***** SUPPLIED MATERIAL *****

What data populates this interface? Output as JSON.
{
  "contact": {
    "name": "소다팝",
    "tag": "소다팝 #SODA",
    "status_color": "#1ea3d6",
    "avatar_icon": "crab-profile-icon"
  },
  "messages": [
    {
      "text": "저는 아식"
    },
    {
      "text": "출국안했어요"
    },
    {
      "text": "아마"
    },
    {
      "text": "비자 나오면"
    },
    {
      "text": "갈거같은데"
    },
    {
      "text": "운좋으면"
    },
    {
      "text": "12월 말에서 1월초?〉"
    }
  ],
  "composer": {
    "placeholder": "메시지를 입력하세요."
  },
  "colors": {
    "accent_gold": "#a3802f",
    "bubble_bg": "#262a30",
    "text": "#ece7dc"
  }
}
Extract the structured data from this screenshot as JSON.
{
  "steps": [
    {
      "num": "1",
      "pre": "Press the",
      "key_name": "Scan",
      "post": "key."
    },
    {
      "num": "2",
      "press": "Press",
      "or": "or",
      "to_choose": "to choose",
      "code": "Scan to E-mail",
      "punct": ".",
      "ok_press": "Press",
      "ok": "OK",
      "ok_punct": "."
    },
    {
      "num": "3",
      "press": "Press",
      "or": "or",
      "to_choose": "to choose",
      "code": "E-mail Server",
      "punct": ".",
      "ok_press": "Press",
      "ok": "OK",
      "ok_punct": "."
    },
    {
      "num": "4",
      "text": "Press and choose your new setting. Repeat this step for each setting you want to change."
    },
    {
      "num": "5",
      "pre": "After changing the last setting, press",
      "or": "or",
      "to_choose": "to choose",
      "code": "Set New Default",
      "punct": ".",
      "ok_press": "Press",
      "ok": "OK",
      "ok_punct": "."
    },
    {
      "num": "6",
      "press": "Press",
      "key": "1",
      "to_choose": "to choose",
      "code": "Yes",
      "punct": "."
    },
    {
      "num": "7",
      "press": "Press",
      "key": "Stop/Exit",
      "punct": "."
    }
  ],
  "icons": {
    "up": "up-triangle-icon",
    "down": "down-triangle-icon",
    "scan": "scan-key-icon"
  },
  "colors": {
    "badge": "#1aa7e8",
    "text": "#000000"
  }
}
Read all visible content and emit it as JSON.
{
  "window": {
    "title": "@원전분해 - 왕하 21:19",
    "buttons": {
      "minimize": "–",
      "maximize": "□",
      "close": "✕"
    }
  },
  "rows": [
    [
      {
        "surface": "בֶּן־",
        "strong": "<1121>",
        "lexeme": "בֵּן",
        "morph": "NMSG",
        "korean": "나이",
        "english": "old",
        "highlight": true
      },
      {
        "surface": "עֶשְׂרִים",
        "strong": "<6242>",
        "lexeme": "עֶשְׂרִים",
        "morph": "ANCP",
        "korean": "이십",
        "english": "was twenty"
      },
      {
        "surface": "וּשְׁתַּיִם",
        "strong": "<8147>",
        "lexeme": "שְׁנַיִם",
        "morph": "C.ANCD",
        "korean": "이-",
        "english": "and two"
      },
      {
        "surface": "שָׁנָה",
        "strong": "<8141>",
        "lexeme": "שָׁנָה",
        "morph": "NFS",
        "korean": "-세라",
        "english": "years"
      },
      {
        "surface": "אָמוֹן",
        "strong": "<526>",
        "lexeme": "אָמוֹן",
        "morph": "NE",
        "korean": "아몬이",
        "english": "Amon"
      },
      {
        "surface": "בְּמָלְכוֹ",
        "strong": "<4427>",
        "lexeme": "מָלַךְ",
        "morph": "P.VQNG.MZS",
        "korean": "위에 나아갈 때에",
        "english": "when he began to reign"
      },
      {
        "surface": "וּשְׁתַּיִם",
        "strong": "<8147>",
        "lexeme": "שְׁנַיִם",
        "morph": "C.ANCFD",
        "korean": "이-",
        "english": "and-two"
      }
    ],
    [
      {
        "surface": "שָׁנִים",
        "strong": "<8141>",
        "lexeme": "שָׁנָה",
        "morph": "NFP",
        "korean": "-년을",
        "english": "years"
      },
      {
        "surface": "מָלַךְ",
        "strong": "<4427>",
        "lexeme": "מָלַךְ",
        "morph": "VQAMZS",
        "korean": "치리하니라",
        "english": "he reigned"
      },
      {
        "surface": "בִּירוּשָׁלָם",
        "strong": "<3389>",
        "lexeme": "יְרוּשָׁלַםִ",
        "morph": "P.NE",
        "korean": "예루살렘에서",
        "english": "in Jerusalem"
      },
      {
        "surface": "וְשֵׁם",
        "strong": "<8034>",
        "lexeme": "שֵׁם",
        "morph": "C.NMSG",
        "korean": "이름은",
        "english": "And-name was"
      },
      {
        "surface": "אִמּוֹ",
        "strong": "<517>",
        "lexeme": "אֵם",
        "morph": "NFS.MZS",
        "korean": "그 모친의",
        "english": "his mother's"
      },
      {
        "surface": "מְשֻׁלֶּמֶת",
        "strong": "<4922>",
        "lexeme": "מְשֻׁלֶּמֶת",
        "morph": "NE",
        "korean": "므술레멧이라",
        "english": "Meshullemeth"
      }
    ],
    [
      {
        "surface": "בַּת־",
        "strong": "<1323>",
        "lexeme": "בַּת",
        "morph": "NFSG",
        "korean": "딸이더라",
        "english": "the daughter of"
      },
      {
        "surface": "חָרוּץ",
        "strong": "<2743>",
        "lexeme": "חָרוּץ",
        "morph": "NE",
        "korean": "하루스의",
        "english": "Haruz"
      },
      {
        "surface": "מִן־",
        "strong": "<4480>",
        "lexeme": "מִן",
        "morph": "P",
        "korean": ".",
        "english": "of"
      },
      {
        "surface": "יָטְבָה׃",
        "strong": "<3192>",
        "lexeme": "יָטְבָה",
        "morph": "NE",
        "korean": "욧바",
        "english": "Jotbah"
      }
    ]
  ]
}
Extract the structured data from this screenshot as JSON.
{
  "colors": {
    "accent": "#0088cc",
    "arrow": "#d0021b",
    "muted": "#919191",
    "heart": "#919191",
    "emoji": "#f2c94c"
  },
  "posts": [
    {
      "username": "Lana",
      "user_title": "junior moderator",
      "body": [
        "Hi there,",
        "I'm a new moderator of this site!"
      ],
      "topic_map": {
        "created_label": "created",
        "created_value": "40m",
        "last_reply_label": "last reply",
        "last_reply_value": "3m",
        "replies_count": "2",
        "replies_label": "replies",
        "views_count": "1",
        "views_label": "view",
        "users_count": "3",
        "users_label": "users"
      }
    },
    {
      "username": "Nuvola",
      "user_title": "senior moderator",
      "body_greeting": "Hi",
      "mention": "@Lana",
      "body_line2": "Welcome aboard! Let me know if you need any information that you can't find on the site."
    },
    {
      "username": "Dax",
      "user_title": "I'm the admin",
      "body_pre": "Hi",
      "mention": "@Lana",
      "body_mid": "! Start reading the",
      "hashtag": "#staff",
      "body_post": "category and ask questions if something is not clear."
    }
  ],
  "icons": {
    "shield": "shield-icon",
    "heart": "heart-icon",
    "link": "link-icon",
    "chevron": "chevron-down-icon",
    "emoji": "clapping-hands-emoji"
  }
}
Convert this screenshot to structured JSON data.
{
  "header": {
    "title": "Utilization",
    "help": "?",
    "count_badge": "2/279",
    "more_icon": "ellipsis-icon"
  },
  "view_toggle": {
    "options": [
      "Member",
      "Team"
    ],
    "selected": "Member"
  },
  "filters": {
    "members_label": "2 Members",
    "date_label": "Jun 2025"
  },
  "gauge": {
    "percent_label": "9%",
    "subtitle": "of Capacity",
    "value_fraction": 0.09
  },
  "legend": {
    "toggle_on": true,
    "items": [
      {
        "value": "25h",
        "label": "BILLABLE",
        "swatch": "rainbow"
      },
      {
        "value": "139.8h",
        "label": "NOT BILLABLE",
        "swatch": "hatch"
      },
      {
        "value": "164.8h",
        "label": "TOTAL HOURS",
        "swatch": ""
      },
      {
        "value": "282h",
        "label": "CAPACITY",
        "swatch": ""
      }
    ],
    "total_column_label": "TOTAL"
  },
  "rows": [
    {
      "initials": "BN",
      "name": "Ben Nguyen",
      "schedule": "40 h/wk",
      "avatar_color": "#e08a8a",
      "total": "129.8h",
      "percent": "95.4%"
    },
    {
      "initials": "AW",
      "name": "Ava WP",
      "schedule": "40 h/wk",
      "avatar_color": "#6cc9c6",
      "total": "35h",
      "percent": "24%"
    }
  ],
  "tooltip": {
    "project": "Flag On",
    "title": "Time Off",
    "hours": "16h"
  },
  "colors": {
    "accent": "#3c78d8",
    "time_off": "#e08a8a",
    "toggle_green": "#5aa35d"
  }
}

*****

> WRITTEN TASK: Which lines above hold the word "site"? Copy each of them.

> EXERCISE RESPONSE:
        "I'm a new moderator of this site!"
      "body_line2": "Welcome aboard! Let me know if you need any information that you can't find on the site."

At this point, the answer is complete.